**Problem to work on**
Report back each line of the records that contains the string "plus".

**Provided entries**

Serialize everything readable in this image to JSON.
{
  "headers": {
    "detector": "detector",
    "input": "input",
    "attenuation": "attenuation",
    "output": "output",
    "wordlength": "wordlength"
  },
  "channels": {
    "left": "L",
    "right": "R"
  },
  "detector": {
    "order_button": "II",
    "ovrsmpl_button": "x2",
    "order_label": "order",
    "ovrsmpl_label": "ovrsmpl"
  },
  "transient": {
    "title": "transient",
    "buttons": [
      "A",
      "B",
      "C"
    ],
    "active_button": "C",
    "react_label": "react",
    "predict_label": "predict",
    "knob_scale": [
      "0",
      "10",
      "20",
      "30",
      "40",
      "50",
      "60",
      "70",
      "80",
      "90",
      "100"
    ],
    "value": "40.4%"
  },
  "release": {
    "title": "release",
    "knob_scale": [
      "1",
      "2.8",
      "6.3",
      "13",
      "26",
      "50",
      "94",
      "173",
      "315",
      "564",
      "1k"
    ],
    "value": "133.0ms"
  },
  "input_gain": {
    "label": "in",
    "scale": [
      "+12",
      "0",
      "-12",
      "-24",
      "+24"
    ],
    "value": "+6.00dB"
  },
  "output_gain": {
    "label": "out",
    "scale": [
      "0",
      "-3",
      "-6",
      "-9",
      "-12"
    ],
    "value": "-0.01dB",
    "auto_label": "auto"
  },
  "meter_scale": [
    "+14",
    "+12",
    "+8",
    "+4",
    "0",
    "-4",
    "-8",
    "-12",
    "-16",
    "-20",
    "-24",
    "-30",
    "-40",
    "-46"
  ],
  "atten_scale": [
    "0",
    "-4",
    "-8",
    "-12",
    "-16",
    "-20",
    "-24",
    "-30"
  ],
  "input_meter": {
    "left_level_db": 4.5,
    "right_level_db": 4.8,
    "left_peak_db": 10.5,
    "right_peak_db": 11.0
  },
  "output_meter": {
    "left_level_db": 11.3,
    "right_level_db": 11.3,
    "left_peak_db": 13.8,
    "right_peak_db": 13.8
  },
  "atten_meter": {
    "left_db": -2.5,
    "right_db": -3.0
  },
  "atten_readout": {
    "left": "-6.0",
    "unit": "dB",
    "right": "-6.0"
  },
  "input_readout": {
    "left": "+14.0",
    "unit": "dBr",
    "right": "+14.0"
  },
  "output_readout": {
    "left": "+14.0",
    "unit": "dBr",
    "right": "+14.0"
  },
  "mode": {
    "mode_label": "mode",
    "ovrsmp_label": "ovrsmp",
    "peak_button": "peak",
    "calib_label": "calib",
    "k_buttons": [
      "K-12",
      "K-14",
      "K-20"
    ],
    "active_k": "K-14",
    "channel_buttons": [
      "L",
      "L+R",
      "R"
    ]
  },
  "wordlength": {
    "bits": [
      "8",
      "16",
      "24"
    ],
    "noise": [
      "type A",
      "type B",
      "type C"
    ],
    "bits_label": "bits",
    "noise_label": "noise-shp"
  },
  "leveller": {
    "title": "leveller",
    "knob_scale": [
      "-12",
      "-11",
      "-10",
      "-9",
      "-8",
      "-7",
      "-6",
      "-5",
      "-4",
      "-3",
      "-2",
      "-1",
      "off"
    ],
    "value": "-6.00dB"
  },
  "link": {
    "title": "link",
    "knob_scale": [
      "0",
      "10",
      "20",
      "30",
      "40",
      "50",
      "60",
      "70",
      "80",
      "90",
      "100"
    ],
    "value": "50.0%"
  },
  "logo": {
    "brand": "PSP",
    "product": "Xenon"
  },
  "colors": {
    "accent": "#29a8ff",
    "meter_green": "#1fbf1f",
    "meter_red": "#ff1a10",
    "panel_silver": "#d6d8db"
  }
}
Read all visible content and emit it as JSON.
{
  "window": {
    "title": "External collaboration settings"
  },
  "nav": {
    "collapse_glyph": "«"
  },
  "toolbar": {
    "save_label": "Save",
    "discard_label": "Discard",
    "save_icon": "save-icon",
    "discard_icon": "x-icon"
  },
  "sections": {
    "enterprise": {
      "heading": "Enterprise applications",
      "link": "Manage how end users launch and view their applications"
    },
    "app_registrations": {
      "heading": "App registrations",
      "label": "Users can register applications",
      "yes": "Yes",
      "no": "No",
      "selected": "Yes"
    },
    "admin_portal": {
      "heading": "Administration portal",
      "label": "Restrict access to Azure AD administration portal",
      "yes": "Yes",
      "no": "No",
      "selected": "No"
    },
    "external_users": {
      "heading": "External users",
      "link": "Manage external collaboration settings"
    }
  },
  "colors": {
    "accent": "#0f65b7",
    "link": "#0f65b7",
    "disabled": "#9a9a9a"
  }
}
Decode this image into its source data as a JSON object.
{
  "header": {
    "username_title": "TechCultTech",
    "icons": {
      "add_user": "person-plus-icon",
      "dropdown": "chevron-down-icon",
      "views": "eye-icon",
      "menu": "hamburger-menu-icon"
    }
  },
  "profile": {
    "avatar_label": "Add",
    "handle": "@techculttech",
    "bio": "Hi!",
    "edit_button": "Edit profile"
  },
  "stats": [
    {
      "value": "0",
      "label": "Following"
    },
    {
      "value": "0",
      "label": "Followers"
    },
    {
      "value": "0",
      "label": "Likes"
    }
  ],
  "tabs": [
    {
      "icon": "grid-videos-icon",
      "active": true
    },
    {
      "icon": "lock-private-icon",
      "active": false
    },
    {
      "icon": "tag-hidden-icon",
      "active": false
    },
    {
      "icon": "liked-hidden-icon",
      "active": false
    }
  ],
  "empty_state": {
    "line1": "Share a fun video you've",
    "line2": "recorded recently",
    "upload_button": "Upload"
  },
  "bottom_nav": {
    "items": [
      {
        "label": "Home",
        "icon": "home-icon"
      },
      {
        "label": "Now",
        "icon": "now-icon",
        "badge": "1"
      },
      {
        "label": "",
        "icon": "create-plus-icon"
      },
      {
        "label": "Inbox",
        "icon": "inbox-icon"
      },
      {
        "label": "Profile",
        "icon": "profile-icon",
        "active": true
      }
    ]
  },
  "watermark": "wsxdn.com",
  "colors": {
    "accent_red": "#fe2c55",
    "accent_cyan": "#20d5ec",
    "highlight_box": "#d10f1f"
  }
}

**Written response**
      "add_user": "person-plus-icon",
        "icon": "create-plus-icon"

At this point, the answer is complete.